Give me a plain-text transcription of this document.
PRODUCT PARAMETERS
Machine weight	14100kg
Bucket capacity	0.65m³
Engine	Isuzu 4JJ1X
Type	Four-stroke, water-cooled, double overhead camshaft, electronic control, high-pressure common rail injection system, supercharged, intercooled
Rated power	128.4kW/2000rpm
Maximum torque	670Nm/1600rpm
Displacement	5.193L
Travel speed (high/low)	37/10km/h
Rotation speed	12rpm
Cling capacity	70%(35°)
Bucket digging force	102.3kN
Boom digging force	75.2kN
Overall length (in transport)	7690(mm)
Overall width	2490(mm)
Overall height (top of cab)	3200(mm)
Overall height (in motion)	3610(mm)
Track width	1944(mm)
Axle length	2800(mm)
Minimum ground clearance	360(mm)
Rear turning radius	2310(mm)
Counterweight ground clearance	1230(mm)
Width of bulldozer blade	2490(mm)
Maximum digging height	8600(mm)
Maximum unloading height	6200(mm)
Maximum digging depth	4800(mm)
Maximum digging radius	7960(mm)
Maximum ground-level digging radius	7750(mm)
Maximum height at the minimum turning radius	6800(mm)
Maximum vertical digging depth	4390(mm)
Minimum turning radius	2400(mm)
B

> DIRECTIONS FOR THIS TASK: Find each line holding the word "high" and copy it.

> WRITTEN ANSWER:
Type	Four-stroke, water-cooled, double overhead camshaft, electronic control, high-pressure common rail injection system, supercharged, intercooled
Travel speed (high/low)	37/10km/h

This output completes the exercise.